• **WORK TO BE COMPLETED**
Report every line from the material that contains the word "développement".

• **RECORDED DATA**
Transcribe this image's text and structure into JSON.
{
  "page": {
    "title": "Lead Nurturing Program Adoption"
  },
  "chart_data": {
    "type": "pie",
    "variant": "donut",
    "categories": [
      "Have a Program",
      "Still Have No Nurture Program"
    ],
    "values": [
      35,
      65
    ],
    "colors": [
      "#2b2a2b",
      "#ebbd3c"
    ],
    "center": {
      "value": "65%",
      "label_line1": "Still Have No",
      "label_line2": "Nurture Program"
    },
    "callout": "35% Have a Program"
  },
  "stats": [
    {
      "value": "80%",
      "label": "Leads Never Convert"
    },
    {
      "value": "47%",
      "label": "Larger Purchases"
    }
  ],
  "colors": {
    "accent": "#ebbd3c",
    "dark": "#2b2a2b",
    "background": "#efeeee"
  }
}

* * *

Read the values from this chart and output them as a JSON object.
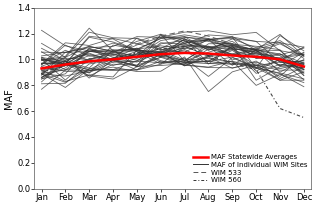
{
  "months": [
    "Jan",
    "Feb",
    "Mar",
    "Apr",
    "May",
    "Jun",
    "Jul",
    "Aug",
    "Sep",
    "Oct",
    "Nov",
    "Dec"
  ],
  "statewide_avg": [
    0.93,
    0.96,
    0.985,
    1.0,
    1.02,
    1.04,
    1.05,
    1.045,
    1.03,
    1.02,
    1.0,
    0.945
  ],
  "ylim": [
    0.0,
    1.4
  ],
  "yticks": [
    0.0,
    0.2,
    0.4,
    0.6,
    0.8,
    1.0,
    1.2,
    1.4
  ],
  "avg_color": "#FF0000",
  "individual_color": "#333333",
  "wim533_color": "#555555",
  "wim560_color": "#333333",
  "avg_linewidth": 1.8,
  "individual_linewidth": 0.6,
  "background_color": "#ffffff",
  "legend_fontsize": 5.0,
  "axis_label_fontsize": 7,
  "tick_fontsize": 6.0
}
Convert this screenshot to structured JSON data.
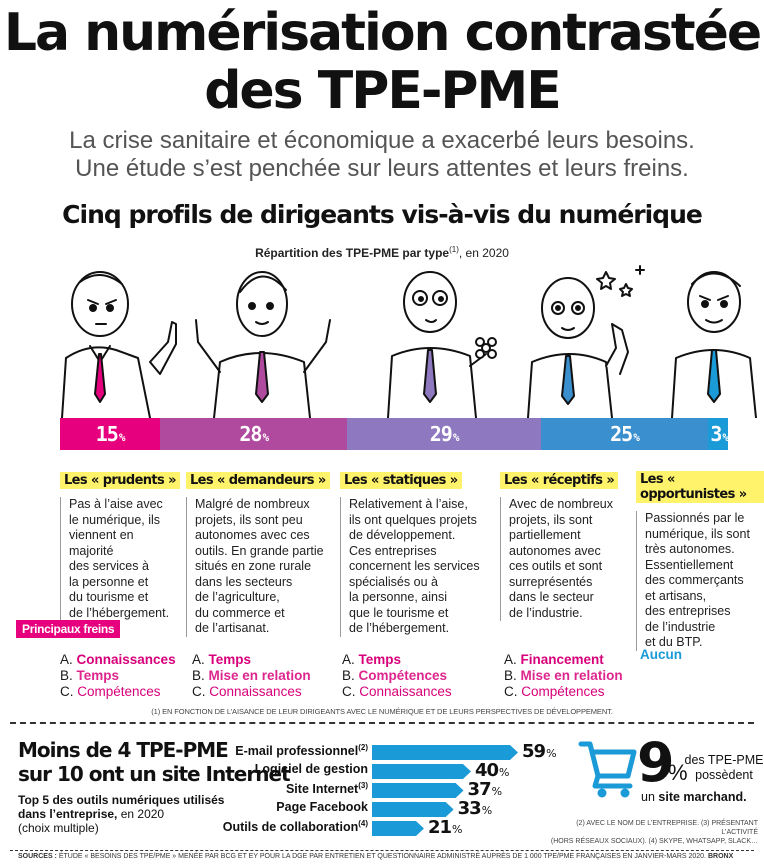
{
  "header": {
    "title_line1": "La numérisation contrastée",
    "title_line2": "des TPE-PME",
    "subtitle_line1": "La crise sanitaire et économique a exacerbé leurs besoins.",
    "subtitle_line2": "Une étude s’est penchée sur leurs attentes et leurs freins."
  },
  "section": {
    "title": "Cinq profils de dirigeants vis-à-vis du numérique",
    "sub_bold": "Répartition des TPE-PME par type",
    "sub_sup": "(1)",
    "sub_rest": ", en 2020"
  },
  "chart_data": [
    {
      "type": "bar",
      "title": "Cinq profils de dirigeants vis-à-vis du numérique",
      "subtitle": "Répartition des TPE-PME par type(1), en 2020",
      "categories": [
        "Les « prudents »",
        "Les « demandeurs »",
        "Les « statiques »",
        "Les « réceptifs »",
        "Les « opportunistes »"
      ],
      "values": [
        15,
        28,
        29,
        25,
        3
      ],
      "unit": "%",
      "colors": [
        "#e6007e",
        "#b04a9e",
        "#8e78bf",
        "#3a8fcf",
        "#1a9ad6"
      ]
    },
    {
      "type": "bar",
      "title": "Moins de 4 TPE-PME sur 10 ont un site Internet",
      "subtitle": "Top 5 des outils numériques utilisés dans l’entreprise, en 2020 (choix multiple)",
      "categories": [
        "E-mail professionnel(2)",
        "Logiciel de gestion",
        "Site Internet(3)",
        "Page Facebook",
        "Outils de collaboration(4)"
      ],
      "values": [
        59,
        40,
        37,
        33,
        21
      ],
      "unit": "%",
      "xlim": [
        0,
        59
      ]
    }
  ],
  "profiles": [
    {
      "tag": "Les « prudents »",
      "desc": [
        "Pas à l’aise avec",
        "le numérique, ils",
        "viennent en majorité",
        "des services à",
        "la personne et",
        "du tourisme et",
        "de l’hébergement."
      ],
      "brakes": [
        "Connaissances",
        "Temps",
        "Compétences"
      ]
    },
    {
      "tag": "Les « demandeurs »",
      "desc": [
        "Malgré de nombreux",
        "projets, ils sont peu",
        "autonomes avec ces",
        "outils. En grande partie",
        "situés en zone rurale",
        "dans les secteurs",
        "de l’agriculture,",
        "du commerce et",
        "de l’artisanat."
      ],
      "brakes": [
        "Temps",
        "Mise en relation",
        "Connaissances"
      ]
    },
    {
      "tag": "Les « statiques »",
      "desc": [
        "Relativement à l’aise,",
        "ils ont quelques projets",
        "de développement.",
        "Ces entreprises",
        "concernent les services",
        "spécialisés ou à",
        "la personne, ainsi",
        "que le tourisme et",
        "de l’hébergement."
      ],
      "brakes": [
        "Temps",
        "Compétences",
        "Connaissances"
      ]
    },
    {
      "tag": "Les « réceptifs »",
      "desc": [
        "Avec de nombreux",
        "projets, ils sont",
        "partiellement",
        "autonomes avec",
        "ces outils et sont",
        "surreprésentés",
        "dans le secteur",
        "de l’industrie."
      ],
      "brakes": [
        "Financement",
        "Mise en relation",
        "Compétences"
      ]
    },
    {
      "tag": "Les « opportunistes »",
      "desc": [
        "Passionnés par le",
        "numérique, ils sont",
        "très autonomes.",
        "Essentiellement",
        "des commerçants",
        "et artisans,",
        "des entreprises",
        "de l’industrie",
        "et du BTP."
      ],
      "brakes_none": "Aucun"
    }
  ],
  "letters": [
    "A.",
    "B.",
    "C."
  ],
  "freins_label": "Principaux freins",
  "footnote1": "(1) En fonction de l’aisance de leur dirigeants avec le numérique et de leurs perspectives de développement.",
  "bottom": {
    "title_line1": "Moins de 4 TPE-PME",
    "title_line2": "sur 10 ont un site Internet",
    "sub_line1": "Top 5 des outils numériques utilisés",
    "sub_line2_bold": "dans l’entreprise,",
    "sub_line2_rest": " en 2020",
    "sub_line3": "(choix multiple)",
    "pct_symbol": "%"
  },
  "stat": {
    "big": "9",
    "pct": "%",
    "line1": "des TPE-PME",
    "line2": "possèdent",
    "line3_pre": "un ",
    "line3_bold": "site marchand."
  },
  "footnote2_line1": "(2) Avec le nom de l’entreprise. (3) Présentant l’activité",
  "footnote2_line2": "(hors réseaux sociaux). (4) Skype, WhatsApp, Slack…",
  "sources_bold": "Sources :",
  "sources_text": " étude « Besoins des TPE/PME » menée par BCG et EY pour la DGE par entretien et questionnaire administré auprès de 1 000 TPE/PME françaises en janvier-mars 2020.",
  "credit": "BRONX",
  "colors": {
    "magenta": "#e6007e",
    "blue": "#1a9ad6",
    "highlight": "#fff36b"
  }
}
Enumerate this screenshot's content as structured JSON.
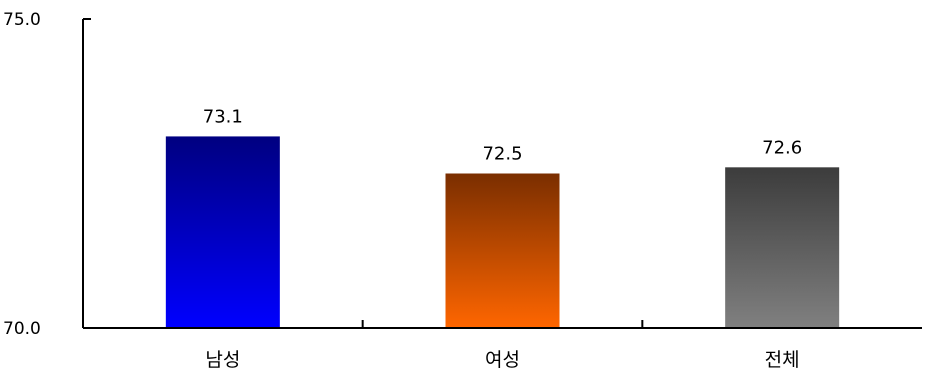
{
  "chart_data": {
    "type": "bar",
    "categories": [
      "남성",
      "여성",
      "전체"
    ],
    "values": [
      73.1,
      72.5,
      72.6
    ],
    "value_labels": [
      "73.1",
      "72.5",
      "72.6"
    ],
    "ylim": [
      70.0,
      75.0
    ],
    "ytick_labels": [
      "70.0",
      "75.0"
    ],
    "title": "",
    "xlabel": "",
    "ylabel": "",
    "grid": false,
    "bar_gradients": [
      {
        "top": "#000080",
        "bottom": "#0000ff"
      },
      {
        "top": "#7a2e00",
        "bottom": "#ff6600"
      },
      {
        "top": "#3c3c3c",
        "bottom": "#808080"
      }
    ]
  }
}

---

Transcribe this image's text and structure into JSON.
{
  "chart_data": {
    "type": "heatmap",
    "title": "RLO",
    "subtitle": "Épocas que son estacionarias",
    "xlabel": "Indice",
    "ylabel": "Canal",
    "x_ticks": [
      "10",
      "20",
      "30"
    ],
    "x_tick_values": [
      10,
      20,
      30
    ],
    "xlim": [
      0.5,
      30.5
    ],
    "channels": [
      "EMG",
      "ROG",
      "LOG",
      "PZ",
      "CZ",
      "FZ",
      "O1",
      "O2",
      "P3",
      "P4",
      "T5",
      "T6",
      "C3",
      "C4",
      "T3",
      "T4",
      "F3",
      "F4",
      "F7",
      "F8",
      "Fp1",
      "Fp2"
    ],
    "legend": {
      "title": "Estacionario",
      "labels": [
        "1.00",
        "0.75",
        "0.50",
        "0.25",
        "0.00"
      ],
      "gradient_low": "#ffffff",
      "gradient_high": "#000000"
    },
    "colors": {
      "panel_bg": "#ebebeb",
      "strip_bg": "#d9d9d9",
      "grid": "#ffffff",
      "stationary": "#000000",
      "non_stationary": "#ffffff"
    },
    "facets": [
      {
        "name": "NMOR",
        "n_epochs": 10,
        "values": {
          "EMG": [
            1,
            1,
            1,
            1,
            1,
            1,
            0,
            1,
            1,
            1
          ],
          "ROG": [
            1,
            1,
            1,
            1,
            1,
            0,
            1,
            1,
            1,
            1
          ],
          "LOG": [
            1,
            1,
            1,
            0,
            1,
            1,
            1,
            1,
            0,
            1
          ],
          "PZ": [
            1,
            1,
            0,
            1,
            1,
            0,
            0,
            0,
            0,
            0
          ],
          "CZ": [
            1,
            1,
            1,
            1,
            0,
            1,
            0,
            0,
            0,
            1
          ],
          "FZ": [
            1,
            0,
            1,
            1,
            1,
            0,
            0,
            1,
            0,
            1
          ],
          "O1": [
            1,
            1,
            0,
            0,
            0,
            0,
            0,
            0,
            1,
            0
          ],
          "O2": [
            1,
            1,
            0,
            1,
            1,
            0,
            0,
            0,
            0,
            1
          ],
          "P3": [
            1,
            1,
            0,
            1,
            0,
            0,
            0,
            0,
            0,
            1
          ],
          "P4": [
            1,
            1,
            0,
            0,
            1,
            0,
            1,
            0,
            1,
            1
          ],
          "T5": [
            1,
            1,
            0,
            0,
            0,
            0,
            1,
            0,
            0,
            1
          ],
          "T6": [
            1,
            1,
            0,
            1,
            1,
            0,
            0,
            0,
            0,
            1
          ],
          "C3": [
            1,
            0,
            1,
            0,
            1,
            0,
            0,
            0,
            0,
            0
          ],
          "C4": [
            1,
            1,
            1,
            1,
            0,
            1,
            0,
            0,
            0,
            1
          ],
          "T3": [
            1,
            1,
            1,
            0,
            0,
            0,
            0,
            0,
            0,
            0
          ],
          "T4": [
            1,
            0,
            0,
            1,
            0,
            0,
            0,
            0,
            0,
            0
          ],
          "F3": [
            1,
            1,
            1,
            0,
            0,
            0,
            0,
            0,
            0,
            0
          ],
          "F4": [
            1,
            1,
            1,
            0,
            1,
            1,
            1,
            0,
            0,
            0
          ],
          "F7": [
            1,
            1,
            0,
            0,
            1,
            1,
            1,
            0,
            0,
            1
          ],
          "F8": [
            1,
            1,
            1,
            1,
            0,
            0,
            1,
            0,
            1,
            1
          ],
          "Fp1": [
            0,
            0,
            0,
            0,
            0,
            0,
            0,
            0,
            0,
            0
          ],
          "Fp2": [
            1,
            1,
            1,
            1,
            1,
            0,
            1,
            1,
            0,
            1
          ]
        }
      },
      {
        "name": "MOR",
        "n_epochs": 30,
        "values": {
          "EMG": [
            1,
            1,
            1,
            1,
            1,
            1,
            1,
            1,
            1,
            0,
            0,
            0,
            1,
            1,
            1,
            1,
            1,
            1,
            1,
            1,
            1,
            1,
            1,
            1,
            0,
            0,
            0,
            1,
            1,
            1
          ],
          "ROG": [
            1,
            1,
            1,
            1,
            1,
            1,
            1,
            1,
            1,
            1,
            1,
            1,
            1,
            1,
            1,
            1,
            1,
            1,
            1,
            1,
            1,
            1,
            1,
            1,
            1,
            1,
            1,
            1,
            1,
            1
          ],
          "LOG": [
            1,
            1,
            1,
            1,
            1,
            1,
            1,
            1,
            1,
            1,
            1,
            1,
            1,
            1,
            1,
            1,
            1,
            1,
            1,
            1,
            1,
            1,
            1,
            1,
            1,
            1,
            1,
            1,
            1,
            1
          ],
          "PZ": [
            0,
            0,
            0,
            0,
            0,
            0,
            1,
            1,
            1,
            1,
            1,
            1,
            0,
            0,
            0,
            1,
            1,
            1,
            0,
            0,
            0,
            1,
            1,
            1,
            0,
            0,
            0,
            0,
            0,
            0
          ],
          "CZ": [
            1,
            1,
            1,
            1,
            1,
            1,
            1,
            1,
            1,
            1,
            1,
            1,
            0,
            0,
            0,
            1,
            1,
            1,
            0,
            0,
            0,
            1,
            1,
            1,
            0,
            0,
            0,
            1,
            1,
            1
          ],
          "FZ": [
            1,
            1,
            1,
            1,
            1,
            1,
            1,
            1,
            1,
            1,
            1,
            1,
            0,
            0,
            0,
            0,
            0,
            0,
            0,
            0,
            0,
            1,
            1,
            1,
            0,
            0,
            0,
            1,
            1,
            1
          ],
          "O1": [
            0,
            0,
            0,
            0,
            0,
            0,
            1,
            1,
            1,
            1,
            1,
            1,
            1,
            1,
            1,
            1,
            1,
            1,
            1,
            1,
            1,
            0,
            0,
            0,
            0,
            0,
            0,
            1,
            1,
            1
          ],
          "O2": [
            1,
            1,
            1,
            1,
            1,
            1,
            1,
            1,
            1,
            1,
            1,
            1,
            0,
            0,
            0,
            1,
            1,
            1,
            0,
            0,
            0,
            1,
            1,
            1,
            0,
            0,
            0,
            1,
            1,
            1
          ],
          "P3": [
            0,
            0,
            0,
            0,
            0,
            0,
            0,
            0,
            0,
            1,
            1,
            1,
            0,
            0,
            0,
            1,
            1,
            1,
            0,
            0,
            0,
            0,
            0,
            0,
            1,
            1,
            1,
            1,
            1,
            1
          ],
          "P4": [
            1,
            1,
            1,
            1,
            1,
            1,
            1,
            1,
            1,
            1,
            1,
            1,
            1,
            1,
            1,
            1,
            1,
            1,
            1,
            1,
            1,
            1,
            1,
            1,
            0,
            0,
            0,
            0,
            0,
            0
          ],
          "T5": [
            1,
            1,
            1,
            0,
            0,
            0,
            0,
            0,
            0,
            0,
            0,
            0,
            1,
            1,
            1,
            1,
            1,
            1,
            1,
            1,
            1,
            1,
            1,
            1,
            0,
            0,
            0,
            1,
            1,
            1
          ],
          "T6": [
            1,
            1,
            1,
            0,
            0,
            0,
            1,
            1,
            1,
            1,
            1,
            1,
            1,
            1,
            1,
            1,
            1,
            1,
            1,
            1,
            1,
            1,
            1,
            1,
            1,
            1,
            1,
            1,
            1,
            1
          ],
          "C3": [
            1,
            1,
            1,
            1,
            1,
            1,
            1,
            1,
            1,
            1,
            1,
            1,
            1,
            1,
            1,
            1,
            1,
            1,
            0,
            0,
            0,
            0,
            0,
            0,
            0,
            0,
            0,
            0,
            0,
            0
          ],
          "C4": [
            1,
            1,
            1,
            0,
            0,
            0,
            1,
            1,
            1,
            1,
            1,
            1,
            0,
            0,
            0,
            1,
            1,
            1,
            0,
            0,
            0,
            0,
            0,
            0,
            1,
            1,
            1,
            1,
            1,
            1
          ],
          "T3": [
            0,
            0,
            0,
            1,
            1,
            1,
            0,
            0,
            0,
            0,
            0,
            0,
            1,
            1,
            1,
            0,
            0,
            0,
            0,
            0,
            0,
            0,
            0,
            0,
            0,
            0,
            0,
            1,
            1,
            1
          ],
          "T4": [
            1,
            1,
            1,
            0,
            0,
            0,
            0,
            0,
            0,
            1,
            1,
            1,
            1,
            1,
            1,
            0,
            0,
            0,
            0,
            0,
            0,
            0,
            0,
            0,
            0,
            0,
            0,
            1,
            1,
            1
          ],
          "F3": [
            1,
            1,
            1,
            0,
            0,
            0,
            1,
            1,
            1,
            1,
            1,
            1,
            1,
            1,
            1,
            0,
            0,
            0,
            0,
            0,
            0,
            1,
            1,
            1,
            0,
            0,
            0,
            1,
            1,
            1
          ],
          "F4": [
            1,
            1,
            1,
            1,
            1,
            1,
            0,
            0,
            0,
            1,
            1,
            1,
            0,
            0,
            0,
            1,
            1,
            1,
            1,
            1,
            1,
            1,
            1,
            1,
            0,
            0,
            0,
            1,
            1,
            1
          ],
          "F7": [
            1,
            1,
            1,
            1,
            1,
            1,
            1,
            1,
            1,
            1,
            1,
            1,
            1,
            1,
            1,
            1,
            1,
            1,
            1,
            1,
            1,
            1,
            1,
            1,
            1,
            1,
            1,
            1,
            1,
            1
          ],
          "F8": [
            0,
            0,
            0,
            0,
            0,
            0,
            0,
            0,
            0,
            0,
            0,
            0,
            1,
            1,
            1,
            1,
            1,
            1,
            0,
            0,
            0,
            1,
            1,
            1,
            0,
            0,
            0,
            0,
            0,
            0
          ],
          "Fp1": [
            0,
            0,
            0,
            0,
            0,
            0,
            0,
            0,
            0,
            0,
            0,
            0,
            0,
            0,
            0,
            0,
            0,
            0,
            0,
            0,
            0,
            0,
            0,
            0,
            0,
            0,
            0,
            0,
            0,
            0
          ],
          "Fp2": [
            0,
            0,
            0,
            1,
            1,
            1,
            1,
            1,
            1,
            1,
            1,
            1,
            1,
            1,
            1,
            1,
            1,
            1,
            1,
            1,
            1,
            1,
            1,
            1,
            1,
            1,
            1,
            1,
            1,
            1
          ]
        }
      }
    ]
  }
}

• **THE OUTPUT**
        "de développement.",
  "footnote1": "(1) En fonction de l’aisance de leur dirigeants avec le numérique et de leurs perspectives de développement.",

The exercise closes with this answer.